— Stated task —
Check each line below for "telemóveis" and report how many have it, nothing else.

** START **

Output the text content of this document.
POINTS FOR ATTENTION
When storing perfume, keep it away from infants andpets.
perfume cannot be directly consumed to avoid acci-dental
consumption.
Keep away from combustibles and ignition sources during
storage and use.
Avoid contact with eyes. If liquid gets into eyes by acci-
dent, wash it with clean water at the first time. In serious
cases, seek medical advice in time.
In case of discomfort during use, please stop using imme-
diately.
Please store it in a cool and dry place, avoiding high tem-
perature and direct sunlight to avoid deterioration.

** END **
** START **

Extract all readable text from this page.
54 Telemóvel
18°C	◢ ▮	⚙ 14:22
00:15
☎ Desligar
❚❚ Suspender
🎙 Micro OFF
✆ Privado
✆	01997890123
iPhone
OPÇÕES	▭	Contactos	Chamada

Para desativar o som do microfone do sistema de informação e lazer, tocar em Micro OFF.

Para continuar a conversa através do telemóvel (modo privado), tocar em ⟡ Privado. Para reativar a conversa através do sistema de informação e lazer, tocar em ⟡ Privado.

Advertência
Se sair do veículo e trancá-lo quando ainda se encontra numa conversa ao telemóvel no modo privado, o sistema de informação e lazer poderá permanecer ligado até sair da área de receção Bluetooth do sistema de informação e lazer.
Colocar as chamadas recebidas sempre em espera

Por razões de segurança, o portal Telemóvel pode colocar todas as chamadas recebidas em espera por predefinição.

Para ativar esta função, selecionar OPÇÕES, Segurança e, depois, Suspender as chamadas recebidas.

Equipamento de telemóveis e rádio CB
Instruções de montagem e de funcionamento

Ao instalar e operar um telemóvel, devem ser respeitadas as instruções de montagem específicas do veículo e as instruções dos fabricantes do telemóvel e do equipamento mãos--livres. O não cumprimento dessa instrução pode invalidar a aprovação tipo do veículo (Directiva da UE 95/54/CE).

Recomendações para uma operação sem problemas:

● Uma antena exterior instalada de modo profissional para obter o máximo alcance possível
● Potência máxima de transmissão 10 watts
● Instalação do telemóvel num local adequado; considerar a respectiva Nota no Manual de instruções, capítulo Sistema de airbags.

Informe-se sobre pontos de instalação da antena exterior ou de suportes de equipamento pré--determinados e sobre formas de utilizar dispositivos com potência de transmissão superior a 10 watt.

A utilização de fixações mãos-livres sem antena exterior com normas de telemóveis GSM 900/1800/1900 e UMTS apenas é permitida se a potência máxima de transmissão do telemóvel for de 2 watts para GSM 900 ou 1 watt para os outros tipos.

** END **

— Final result —
2